Task details
Once the pictures are removed, restate the data below word for word.

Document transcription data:
....

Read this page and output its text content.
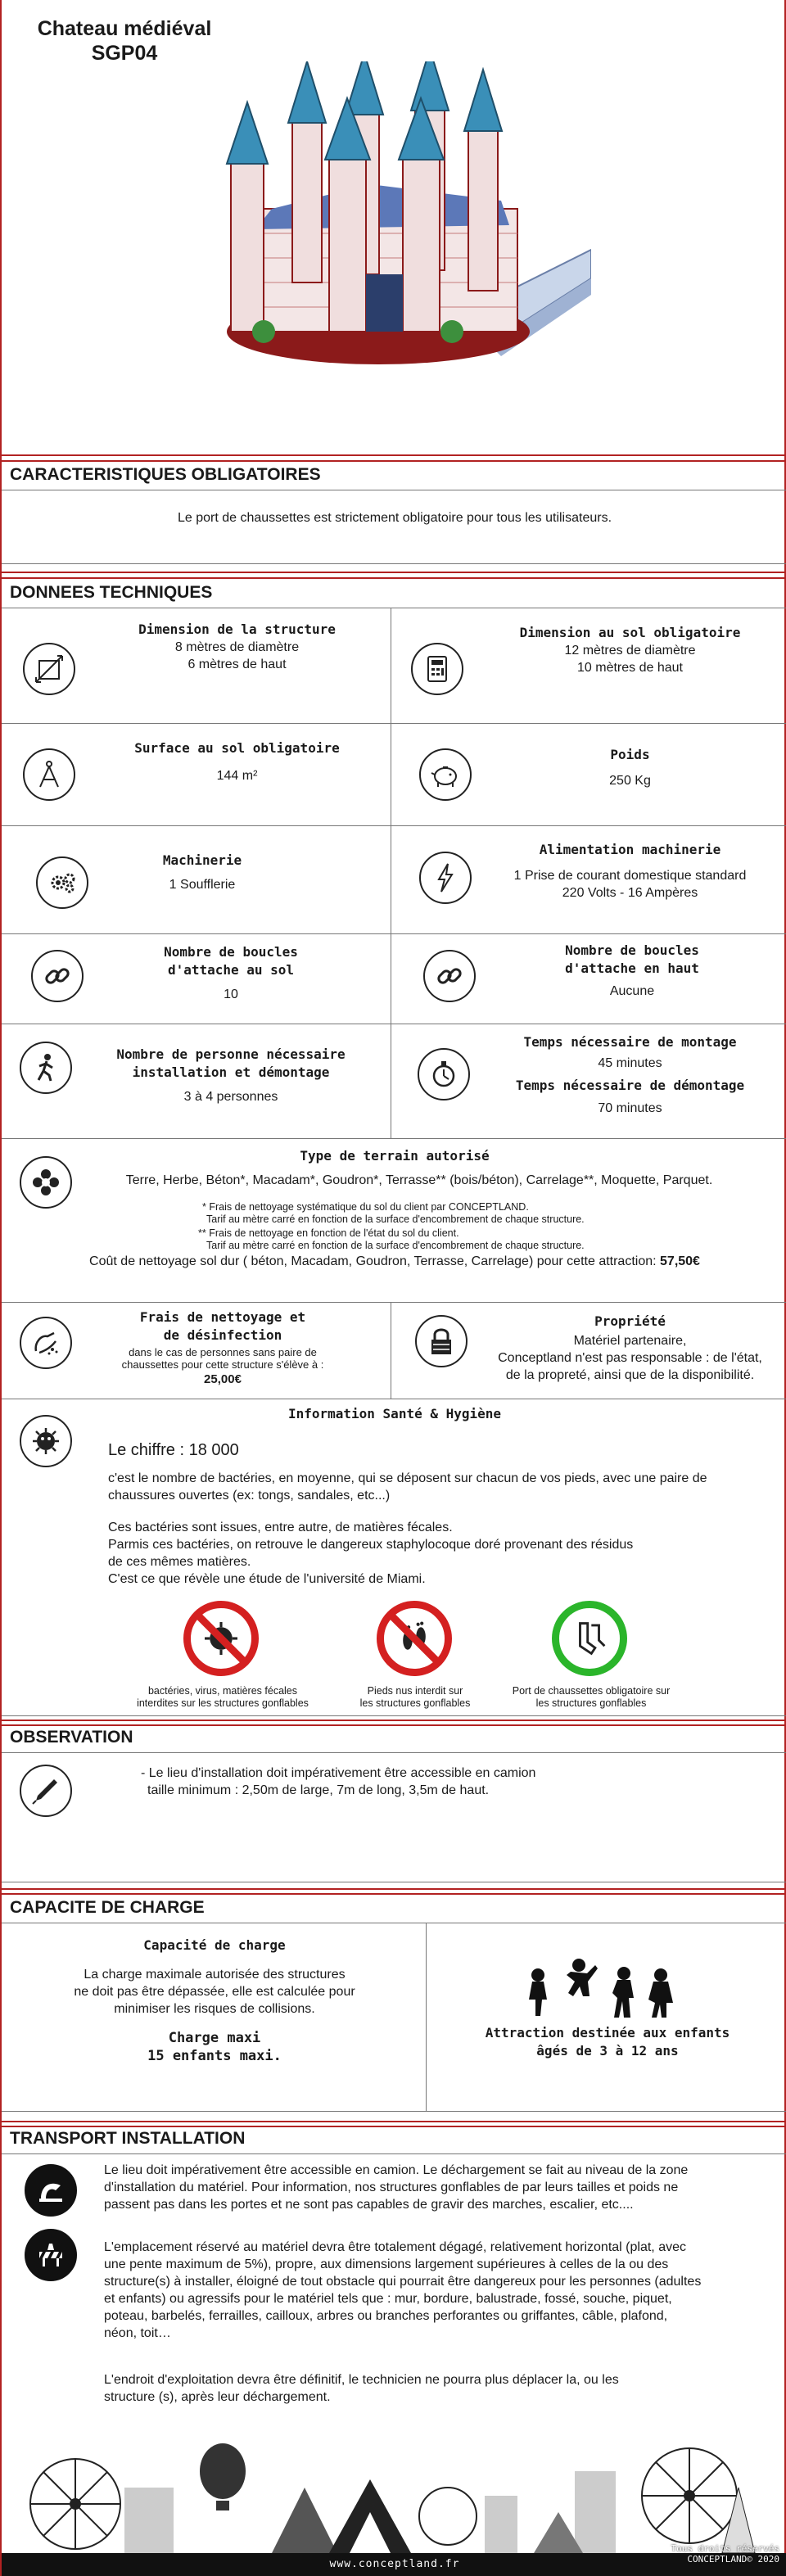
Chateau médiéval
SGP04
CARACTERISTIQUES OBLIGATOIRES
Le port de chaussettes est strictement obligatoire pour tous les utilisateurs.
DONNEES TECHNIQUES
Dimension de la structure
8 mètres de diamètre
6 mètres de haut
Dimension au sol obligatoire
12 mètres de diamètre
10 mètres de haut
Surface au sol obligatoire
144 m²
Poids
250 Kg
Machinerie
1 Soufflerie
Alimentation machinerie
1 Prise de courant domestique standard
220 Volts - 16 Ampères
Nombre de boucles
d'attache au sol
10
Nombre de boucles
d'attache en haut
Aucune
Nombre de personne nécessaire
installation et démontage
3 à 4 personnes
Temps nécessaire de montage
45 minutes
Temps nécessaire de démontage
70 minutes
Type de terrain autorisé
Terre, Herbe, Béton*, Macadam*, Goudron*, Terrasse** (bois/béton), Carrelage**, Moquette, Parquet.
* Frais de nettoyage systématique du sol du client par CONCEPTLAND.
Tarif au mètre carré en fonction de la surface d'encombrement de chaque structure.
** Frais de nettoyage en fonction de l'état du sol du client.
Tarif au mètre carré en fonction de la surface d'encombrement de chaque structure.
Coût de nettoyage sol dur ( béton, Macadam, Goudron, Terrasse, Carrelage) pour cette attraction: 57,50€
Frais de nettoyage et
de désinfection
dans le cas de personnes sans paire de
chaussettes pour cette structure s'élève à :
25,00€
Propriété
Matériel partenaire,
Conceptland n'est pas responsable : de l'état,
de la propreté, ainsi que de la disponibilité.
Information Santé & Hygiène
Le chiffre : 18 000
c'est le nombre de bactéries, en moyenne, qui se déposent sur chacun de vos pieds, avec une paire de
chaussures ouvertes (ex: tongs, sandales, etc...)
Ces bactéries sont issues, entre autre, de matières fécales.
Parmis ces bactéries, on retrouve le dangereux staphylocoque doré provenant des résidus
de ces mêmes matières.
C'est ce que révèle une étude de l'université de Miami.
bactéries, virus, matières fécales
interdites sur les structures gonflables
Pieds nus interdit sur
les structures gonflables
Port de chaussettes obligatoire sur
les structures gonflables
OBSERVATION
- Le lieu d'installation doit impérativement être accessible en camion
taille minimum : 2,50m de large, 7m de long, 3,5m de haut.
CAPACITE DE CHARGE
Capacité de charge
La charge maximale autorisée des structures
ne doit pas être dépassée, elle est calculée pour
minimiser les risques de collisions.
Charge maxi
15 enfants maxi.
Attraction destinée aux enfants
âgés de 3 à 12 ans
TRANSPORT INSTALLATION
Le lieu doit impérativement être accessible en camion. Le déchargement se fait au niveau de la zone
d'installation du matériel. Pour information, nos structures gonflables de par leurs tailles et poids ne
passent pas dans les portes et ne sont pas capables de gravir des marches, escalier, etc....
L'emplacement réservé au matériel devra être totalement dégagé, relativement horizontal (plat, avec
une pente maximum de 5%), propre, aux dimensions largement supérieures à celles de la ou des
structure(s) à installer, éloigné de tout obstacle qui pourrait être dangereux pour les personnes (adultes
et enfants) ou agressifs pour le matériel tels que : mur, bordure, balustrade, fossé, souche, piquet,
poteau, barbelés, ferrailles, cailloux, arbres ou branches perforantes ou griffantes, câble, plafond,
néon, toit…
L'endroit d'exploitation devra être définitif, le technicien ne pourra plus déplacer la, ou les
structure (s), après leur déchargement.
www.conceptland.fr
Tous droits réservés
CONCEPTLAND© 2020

....

Solution
Read this page and output its text content.
Chateau médiéval
SGP04
CARACTERISTIQUES OBLIGATOIRES
Le port de chaussettes est strictement obligatoire pour tous les utilisateurs.
DONNEES TECHNIQUES
Dimension de la structure
8 mètres de diamètre
6 mètres de haut
Dimension au sol obligatoire
12 mètres de diamètre
10 mètres de haut
Surface au sol obligatoire
144 m²
Poids
250 Kg
Machinerie
1 Soufflerie
Alimentation machinerie
1 Prise de courant domestique standard
220 Volts - 16 Ampères
Nombre de boucles
d'attache au sol
10
Nombre de boucles
d'attache en haut
Aucune
Nombre de personne nécessaire
installation et démontage
3 à 4 personnes
Temps nécessaire de montage
45 minutes
Temps nécessaire de démontage
70 minutes
Type de terrain autorisé
Terre, Herbe, Béton*, Macadam*, Goudron*, Terrasse** (bois/béton), Carrelage**, Moquette, Parquet.
* Frais de nettoyage systématique du sol du client par CONCEPTLAND.
Tarif au mètre carré en fonction de la surface d'encombrement de chaque structure.
** Frais de nettoyage en fonction de l'état du sol du client.
Tarif au mètre carré en fonction de la surface d'encombrement de chaque structure.
Coût de nettoyage sol dur ( béton, Macadam, Goudron, Terrasse, Carrelage) pour cette attraction: 57,50€
Frais de nettoyage et
de désinfection
dans le cas de personnes sans paire de
chaussettes pour cette structure s'élève à :
25,00€
Propriété
Matériel partenaire,
Conceptland n'est pas responsable : de l'état,
de la propreté, ainsi que de la disponibilité.
Information Santé & Hygiène
Le chiffre : 18 000
c'est le nombre de bactéries, en moyenne, qui se déposent sur chacun de vos pieds, avec une paire de
chaussures ouvertes (ex: tongs, sandales, etc...)
Ces bactéries sont issues, entre autre, de matières fécales.
Parmis ces bactéries, on retrouve le dangereux staphylocoque doré provenant des résidus
de ces mêmes matières.
C'est ce que révèle une étude de l'université de Miami.
bactéries, virus, matières fécales
interdites sur les structures gonflables
Pieds nus interdit sur
les structures gonflables
Port de chaussettes obligatoire sur
les structures gonflables
OBSERVATION
- Le lieu d'installation doit impérativement être accessible en camion
taille minimum : 2,50m de large, 7m de long, 3,5m de haut.
CAPACITE DE CHARGE
Capacité de charge
La charge maximale autorisée des structures
ne doit pas être dépassée, elle est calculée pour
minimiser les risques de collisions.
Charge maxi
15 enfants maxi.
Attraction destinée aux enfants
âgés de 3 à 12 ans
TRANSPORT INSTALLATION
Le lieu doit impérativement être accessible en camion. Le déchargement se fait au niveau de la zone
d'installation du matériel. Pour information, nos structures gonflables de par leurs tailles et poids ne
passent pas dans les portes et ne sont pas capables de gravir des marches, escalier, etc....
L'emplacement réservé au matériel devra être totalement dégagé, relativement horizontal (plat, avec
une pente maximum de 5%), propre, aux dimensions largement supérieures à celles de la ou des
structure(s) à installer, éloigné de tout obstacle qui pourrait être dangereux pour les personnes (adultes
et enfants) ou agressifs pour le matériel tels que : mur, bordure, balustrade, fossé, souche, piquet,
poteau, barbelés, ferrailles, cailloux, arbres ou branches perforantes ou griffantes, câble, plafond,
néon, toit…
L'endroit d'exploitation devra être définitif, le technicien ne pourra plus déplacer la, ou les
structure (s), après leur déchargement.
www.conceptland.fr
Tous droits réservés
CONCEPTLAND© 2020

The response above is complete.